_Task details_
Pull out every line in the data that has the string "background" in it.

(Extracted records)
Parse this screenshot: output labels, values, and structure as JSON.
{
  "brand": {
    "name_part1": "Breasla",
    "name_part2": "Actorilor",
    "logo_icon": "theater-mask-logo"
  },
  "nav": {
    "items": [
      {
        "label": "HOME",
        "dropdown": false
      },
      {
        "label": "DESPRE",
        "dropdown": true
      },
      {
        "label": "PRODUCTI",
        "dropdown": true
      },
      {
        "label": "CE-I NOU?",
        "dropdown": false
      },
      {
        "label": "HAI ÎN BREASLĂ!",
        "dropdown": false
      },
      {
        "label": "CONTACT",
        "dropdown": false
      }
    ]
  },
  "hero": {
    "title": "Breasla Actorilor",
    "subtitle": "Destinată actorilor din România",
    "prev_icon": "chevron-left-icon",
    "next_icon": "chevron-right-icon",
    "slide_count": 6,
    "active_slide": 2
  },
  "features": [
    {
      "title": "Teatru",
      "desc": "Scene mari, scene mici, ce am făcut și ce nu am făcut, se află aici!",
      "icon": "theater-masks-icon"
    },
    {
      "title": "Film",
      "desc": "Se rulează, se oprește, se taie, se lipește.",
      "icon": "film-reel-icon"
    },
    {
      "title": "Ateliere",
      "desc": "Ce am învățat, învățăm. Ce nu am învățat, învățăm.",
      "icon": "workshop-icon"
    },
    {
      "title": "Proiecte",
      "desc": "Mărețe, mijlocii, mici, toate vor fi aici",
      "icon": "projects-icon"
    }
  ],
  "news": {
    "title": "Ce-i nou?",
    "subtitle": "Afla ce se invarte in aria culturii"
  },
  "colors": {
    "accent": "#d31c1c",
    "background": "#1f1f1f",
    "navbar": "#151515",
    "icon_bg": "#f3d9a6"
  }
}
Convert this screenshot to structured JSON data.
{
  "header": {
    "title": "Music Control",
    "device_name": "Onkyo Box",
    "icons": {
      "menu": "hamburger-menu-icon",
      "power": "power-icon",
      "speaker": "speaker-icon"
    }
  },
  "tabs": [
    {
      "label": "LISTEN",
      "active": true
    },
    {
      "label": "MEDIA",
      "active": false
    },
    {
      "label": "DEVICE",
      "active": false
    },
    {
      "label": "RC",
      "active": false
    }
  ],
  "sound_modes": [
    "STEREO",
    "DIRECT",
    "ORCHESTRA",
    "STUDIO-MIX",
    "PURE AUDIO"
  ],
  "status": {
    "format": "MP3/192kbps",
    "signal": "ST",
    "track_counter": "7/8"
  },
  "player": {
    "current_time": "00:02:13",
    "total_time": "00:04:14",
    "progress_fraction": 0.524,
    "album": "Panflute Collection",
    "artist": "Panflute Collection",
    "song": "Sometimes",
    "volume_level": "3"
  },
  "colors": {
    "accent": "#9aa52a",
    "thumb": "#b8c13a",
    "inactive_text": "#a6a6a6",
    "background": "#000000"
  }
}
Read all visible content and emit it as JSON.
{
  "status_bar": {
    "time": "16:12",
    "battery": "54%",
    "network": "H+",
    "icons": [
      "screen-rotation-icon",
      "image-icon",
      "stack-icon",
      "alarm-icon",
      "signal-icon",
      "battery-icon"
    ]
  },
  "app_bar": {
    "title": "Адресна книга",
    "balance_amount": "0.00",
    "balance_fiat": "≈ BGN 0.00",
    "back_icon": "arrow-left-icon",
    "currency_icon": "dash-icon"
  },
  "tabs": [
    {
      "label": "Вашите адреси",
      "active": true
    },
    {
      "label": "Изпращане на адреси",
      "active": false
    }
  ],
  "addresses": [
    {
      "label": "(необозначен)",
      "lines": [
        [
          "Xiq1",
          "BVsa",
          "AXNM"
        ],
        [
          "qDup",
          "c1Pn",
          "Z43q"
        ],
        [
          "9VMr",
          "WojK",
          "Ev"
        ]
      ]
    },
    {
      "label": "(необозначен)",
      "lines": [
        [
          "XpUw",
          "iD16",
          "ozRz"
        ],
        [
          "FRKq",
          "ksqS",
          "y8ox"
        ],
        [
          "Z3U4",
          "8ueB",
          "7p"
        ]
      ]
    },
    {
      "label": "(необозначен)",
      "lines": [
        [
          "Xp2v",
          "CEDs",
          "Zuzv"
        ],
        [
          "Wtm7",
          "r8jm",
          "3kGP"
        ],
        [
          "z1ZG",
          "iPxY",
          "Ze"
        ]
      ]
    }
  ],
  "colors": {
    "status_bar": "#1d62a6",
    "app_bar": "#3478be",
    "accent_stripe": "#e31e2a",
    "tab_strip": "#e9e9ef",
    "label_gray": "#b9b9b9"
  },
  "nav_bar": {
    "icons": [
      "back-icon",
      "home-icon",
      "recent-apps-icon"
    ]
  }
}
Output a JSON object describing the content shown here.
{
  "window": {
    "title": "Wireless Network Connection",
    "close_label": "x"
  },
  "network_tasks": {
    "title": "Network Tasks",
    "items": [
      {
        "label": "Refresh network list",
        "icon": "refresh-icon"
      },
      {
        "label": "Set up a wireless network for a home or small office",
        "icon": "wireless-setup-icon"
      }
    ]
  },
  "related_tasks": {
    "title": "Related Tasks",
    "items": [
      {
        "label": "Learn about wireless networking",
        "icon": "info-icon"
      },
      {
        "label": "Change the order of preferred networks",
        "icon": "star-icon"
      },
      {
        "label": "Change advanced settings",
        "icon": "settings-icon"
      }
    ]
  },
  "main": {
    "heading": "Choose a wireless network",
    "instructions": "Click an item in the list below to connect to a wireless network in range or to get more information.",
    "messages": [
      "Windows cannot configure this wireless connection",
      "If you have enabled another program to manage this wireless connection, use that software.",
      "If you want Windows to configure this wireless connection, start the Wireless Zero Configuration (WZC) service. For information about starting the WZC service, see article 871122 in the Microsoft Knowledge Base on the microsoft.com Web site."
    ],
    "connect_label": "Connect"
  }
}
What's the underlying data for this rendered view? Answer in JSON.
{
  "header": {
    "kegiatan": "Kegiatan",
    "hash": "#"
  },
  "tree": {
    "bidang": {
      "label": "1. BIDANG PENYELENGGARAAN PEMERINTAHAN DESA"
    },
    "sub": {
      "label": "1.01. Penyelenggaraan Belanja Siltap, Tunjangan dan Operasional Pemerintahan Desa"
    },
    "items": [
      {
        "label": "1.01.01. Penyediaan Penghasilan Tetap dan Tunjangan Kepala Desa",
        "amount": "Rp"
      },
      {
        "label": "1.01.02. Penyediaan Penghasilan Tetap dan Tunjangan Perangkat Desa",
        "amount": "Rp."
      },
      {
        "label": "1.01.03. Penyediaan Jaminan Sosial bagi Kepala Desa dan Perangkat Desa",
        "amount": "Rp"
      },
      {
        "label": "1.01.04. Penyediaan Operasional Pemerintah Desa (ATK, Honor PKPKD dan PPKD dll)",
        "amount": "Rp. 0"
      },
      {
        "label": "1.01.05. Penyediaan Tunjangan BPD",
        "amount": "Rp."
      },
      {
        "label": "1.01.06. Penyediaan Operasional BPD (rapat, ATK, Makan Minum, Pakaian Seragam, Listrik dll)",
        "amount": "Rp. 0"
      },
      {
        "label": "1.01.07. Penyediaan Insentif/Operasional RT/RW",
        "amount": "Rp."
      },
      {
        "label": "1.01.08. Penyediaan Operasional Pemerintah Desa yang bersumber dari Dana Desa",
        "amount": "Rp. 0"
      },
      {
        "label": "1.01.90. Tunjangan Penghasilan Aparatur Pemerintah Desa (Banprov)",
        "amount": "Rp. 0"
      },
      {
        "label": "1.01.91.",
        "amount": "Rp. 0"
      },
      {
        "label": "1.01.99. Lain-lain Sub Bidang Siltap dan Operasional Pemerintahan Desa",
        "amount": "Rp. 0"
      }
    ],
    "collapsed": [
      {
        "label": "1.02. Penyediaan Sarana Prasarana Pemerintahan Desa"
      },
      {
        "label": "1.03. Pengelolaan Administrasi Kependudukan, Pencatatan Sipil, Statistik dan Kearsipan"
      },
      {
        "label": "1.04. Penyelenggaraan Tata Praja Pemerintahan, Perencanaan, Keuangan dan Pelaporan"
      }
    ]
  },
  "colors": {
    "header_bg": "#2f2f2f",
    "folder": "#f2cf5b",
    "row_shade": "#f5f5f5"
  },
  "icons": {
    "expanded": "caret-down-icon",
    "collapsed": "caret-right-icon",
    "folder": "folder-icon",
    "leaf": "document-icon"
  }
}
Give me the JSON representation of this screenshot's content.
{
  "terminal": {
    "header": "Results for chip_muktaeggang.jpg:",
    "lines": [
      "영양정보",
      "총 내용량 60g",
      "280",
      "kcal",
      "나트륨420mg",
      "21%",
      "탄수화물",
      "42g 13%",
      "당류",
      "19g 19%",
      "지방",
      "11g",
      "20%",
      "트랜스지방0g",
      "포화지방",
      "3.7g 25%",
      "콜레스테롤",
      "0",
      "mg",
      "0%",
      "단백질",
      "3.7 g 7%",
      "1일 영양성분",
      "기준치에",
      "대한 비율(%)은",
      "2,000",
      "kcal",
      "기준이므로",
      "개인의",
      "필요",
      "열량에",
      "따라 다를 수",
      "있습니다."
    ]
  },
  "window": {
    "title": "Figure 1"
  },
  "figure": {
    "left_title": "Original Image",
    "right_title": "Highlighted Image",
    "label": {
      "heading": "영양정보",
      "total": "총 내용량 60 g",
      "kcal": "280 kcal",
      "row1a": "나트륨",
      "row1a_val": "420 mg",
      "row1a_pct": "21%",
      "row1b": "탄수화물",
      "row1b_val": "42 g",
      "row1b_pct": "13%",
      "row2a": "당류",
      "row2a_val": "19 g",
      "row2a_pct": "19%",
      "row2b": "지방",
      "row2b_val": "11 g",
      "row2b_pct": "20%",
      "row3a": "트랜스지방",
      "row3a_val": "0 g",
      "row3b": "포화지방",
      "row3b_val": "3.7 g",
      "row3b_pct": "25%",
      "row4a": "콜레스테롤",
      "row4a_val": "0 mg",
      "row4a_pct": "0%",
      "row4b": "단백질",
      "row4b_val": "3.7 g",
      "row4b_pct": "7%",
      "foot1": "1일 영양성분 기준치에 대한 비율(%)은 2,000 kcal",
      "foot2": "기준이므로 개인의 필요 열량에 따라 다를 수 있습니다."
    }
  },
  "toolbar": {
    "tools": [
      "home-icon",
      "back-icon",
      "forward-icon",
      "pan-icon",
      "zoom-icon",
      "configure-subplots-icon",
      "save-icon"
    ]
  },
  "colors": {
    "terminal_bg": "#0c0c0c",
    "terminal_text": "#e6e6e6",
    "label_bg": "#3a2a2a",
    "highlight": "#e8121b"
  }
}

_Exercise response_
    "background": "#1f1f1f",
    "background": "#000000"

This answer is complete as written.